Goal → Reproduce every line of the items below word for word, omitting the pictures from your answer.

=== Exercise data ===

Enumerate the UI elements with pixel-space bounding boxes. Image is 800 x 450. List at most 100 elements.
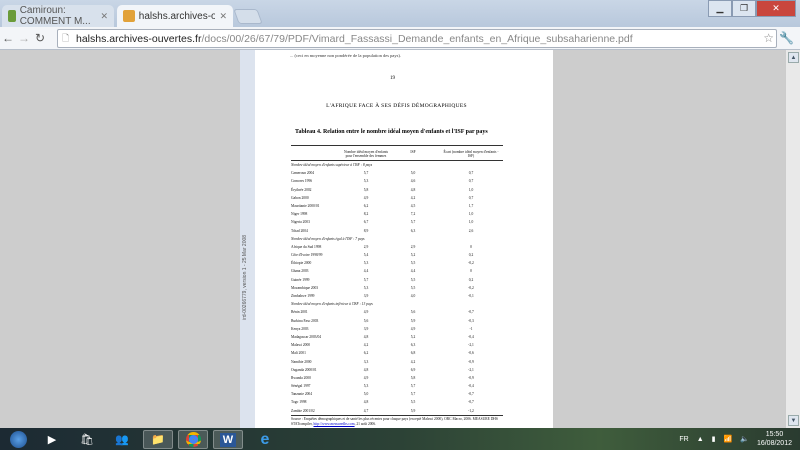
start-button[interactable] — [4, 430, 32, 449]
scroll-up-icon[interactable]: ▲ — [788, 52, 799, 63]
browser-toolbar: ← → ↻ 🗋 halshs.archives-ouvertes.fr/docs/… — [0, 27, 800, 50]
country-cell: Afrique du Sud 1998 — [291, 244, 322, 249]
close-window-button[interactable]: ✕ — [756, 0, 796, 17]
chrome-logo-icon — [185, 432, 201, 447]
isf-cell: 5,5 — [410, 285, 416, 290]
media-player-icon[interactable]: ▶ — [37, 430, 67, 449]
ideal-cell: 6,2 — [363, 203, 369, 208]
close-tab-icon[interactable]: ✕ — [100, 11, 108, 22]
isf-cell: 5,9 — [410, 408, 416, 413]
table-row: Togo 1998 4,8 5,5 -0,7 — [291, 398, 503, 406]
word-logo-icon: W — [219, 432, 237, 447]
country-cell: Bénin 2001 — [291, 310, 308, 315]
people-icon[interactable]: 👥 — [107, 430, 137, 449]
language-indicator[interactable]: FR — [679, 436, 688, 443]
ideal-cell: 4,8 — [363, 334, 369, 339]
table-row: Gabon 2000 4,9 4,2 0,7 — [291, 194, 503, 202]
tab-camiroun[interactable]: Camiroun: COMMENT M... ✕ — [2, 5, 114, 27]
wrench-menu-icon[interactable]: 🔧 — [779, 31, 794, 45]
ideal-cell: 5,3 — [363, 179, 369, 184]
table-row: Ghana 2003 4,4 4,4 0 — [291, 267, 503, 275]
gap-cell: -0,1 — [468, 294, 474, 298]
windows-logo-icon — [9, 431, 27, 448]
url-path: /docs/00/26/67/79/PDF/Vimard_Fassassi_De… — [201, 32, 633, 45]
table-row: Côte d'Ivoire 1998/99 5,4 5,2 0,2 — [291, 251, 503, 259]
tab-strip: Camiroun: COMMENT M... ✕ halshs.archives-… — [0, 0, 800, 27]
new-tab-button[interactable] — [233, 9, 263, 24]
isf-cell: 5,7 — [410, 392, 416, 397]
country-cell: Sénégal 1997 — [291, 384, 311, 389]
table-row: Afrique du Sud 1998 2,9 2,9 0 — [291, 243, 503, 251]
gap-cell: -1 — [469, 326, 473, 331]
table-row: Comores 1996 5,3 4,6 0,7 — [291, 177, 503, 185]
bookmark-star-icon[interactable]: ☆ — [763, 31, 774, 45]
ideal-cell: 5,3 — [363, 261, 369, 266]
network-icon[interactable]: 📶 — [724, 435, 733, 443]
country-cell: Mozambique 2003 — [291, 285, 319, 290]
isf-cell: 2,9 — [410, 244, 416, 249]
tab-halshs[interactable]: halshs.archives-ouvertes.fr✕ — [117, 5, 233, 27]
table-row: Sénégal 1997 5,3 5,7 -0,4 — [291, 382, 503, 390]
clock[interactable]: 15:50 16/08/2012 — [757, 430, 792, 448]
isf-cell: 5,6 — [410, 310, 416, 315]
gap-cell: 0 — [470, 244, 472, 249]
header-isf: ISF — [410, 150, 416, 154]
close-tab-icon[interactable]: ✕ — [219, 11, 227, 22]
battery-icon[interactable]: ▮ — [712, 435, 716, 443]
url-host: halshs.archives-ouvertes.fr — [76, 32, 202, 45]
volume-icon[interactable]: 🔈 — [740, 435, 749, 443]
forward-icon[interactable]: → — [16, 31, 32, 45]
table-row: Mali 2001 6,2 6,8 -0,6 — [291, 349, 503, 357]
header-gap: Écart (nombre idéal moyen d'enfants - IS… — [443, 150, 499, 158]
ideal-cell: 2,9 — [363, 244, 369, 249]
table-header: Nombre idéal moyen d'enfants pour l'ense… — [291, 145, 503, 161]
country-cell: Gabon 2000 — [291, 195, 309, 200]
isf-cell: 5,0 — [410, 171, 416, 176]
scroll-down-icon[interactable]: ▼ — [788, 415, 799, 426]
gap-cell: -2,1 — [468, 343, 474, 348]
taskbar: ▶ 🛍 👥 📁 W e FR ▲ ▮ 📶 🔈 15:50 16/08/2012 — [0, 428, 800, 450]
paragraph-text: ... (ceci en moyenne non pondérée de la … — [290, 53, 401, 58]
store-icon[interactable]: 🛍 — [72, 430, 102, 449]
gap-cell: 0,7 — [468, 179, 474, 184]
site-favicon-icon — [8, 10, 16, 22]
ideal-cell: 4,9 — [363, 310, 369, 315]
minimize-button[interactable]: ▁ — [708, 0, 732, 17]
source-link[interactable]: http://www.measuredhs.com — [313, 422, 354, 426]
isf-cell: 5,7 — [410, 384, 416, 389]
isf-cell: 6,3 — [410, 343, 416, 348]
back-icon[interactable]: ← — [0, 31, 16, 45]
file-explorer-icon[interactable]: 📁 — [143, 430, 173, 449]
reload-icon[interactable]: ↻ — [32, 31, 48, 45]
word-icon[interactable]: W — [213, 430, 243, 449]
ideal-cell: 3,3 — [363, 359, 369, 364]
country-cell: Éthiopie 2000 — [291, 261, 312, 266]
isf-cell: 5,9 — [410, 318, 416, 323]
data-table: Nombre idéal moyen d'enfants pour l'ense… — [291, 145, 503, 427]
country-cell: Burkina Faso 2003 — [291, 318, 319, 323]
internet-explorer-icon[interactable]: e — [250, 430, 280, 449]
country-cell: Érythrée 2002 — [291, 187, 312, 192]
vertical-scrollbar[interactable]: ▲ ▼ — [785, 50, 800, 428]
tab-label: Camiroun: COMMENT M... — [19, 5, 91, 27]
country-cell: Mauritanie 2000/01 — [291, 203, 320, 208]
gap-cell: 1,7 — [468, 203, 474, 208]
gap-cell: -0,6 — [468, 351, 474, 356]
maximize-button[interactable]: ❐ — [732, 0, 756, 17]
address-bar[interactable]: 🗋 halshs.archives-ouvertes.fr/docs/00/26/… — [57, 29, 777, 48]
gap-cell: 0,7 — [468, 171, 474, 176]
isf-cell: 4,0 — [410, 294, 416, 298]
chrome-icon[interactable] — [178, 430, 208, 449]
isf-cell: 6,9 — [410, 367, 416, 372]
country-cell: Tanzanie 2004 — [291, 392, 313, 397]
section-heading: Nombre idéal moyen d'enfants inférieur à… — [291, 302, 373, 307]
show-hidden-icons-icon[interactable]: ▲ — [697, 436, 704, 443]
ideal-cell: 5,6 — [363, 318, 369, 323]
section-heading: Nombre idéal moyen d'enfants égal à l'IS… — [291, 236, 365, 241]
gap-cell: 0 — [470, 269, 472, 274]
isf-cell: 5,8 — [410, 375, 416, 380]
country-cell: Rwanda 2000 — [291, 375, 311, 380]
ideal-cell: 6,7 — [363, 220, 369, 225]
ideal-cell: 3,9 — [363, 326, 369, 331]
table-row: Rwanda 2000 4,9 5,8 -0,9 — [291, 374, 503, 382]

===

Output for this exercise →
Enumerate the UI elements with pixel-space bounding boxes. Image is 800 x 450. List at most 100 elements.
start-button[interactable] — [4, 430, 32, 449]
scroll-up-icon[interactable]: ▲ — [788, 52, 799, 63]
browser-toolbar: ← → ↻ 🗋 halshs.archives-ouvertes.fr/docs/… — [0, 27, 800, 50]
country-cell: Afrique du Sud 1998 — [291, 244, 322, 249]
close-window-button[interactable]: ✕ — [756, 0, 796, 17]
chrome-logo-icon — [185, 432, 201, 447]
isf-cell: 5,5 — [410, 285, 416, 290]
media-player-icon[interactable]: ▶ — [37, 430, 67, 449]
ideal-cell: 6,2 — [363, 203, 369, 208]
close-tab-icon[interactable]: ✕ — [100, 11, 108, 22]
isf-cell: 5,9 — [410, 408, 416, 413]
table-row: Togo 1998 4,8 5,5 -0,7 — [291, 398, 503, 406]
word-logo-icon: W — [219, 432, 237, 447]
country-cell: Bénin 2001 — [291, 310, 308, 315]
people-icon[interactable]: 👥 — [107, 430, 137, 449]
language-indicator[interactable]: FR — [679, 436, 688, 443]
ideal-cell: 4,8 — [363, 334, 369, 339]
table-row: Gabon 2000 4,9 4,2 0,7 — [291, 194, 503, 202]
tab-camiroun[interactable]: Camiroun: COMMENT M... ✕ — [2, 5, 114, 27]
wrench-menu-icon[interactable]: 🔧 — [779, 31, 794, 45]
ideal-cell: 5,3 — [363, 179, 369, 184]
table-row: Ghana 2003 4,4 4,4 0 — [291, 267, 503, 275]
gap-cell: -0,1 — [468, 294, 474, 298]
windows-logo-icon — [9, 431, 27, 448]
url-path: /docs/00/26/67/79/PDF/Vimard_Fassassi_De… — [201, 32, 633, 45]
table-row: Côte d'Ivoire 1998/99 5,4 5,2 0,2 — [291, 251, 503, 259]
tab-strip: Camiroun: COMMENT M... ✕ halshs.archives-… — [0, 0, 800, 27]
new-tab-button[interactable] — [233, 9, 263, 24]
isf-cell: 5,7 — [410, 392, 416, 397]
country-cell: Sénégal 1997 — [291, 384, 311, 389]
table-row: Afrique du Sud 1998 2,9 2,9 0 — [291, 243, 503, 251]
gap-cell: -1 — [469, 326, 473, 331]
table-row: Comores 1996 5,3 4,6 0,7 — [291, 177, 503, 185]
bookmark-star-icon[interactable]: ☆ — [763, 31, 774, 45]
ideal-cell: 5,3 — [363, 261, 369, 266]
network-icon[interactable]: 📶 — [724, 435, 733, 443]
country-cell: Mozambique 2003 — [291, 285, 319, 290]
isf-cell: 2,9 — [410, 244, 416, 249]
tab-halshs[interactable]: halshs.archives-ouvertes.fr✕ — [117, 5, 233, 27]
table-row: Sénégal 1997 5,3 5,7 -0,4 — [291, 382, 503, 390]
clock[interactable]: 15:50 16/08/2012 — [757, 430, 792, 448]
isf-cell: 5,6 — [410, 310, 416, 315]
gap-cell: 0 — [470, 244, 472, 249]
header-isf: ISF — [410, 150, 416, 154]
close-tab-icon[interactable]: ✕ — [219, 11, 227, 22]
battery-icon[interactable]: ▮ — [712, 435, 716, 443]
url-host: halshs.archives-ouvertes.fr — [76, 32, 202, 45]
volume-icon[interactable]: 🔈 — [740, 435, 749, 443]
forward-icon[interactable]: → — [16, 31, 32, 45]
table-row: Mali 2001 6,2 6,8 -0,6 — [291, 349, 503, 357]
header-gap: Écart (nombre idéal moyen d'enfants - IS… — [443, 150, 499, 158]
ideal-cell: 2,9 — [363, 244, 369, 249]
table-header: Nombre idéal moyen d'enfants pour l'ense… — [291, 145, 503, 161]
country-cell: Gabon 2000 — [291, 195, 309, 200]
isf-cell: 5,0 — [410, 171, 416, 176]
scroll-down-icon[interactable]: ▼ — [788, 415, 799, 426]
gap-cell: -2,1 — [468, 343, 474, 348]
taskbar: ▶ 🛍 👥 📁 W e FR ▲ ▮ 📶 🔈 15:50 16/08/2012 — [0, 428, 800, 450]
paragraph-text: ... (ceci en moyenne non pondérée de la … — [290, 53, 401, 58]
store-icon[interactable]: 🛍 — [72, 430, 102, 449]
gap-cell: 0,7 — [468, 179, 474, 184]
site-favicon-icon — [8, 10, 16, 22]
ideal-cell: 4,9 — [363, 310, 369, 315]
minimize-button[interactable]: ▁ — [708, 0, 732, 17]
source-link[interactable]: http://www.measuredhs.com — [313, 422, 354, 426]
isf-cell: 5,7 — [410, 384, 416, 389]
isf-cell: 6,3 — [410, 343, 416, 348]
back-icon[interactable]: ← — [0, 31, 16, 45]
file-explorer-icon[interactable]: 📁 — [143, 430, 173, 449]
reload-icon[interactable]: ↻ — [32, 31, 48, 45]
word-icon[interactable]: W — [213, 430, 243, 449]
ideal-cell: 3,3 — [363, 359, 369, 364]
country-cell: Éthiopie 2000 — [291, 261, 312, 266]
isf-cell: 5,9 — [410, 318, 416, 323]
data-table: Nombre idéal moyen d'enfants pour l'ense… — [291, 145, 503, 427]
country-cell: Burkina Faso 2003 — [291, 318, 319, 323]
internet-explorer-icon[interactable]: e — [250, 430, 280, 449]
country-cell: Érythrée 2002 — [291, 187, 312, 192]
vertical-scrollbar[interactable]: ▲ ▼ — [785, 50, 800, 428]
tab-label: Camiroun: COMMENT M... — [19, 5, 91, 27]
country-cell: Mauritanie 2000/01 — [291, 203, 320, 208]
gap-cell: 1,7 — [468, 203, 474, 208]
gap-cell: -0,6 — [468, 351, 474, 356]
maximize-button[interactable]: ❐ — [732, 0, 756, 17]
address-bar[interactable]: 🗋 halshs.archives-ouvertes.fr/docs/00/26/… — [57, 29, 777, 48]
gap-cell: 0,7 — [468, 171, 474, 176]
isf-cell: 4,0 — [410, 294, 416, 298]
chrome-icon[interactable] — [178, 430, 208, 449]
isf-cell: 6,9 — [410, 367, 416, 372]
country-cell: Tanzanie 2004 — [291, 392, 313, 397]
section-heading: Nombre idéal moyen d'enfants inférieur à… — [291, 302, 373, 307]
show-hidden-icons-icon[interactable]: ▲ — [697, 436, 704, 443]
ideal-cell: 5,6 — [363, 318, 369, 323]
section-heading: Nombre idéal moyen d'enfants égal à l'IS… — [291, 236, 365, 241]
gap-cell: 0 — [470, 269, 472, 274]
isf-cell: 5,8 — [410, 375, 416, 380]
country-cell: Rwanda 2000 — [291, 375, 311, 380]
ideal-cell: 6,7 — [363, 220, 369, 225]
ideal-cell: 3,9 — [363, 326, 369, 331]
table-row: Rwanda 2000 4,9 5,8 -0,9 — [291, 374, 503, 382]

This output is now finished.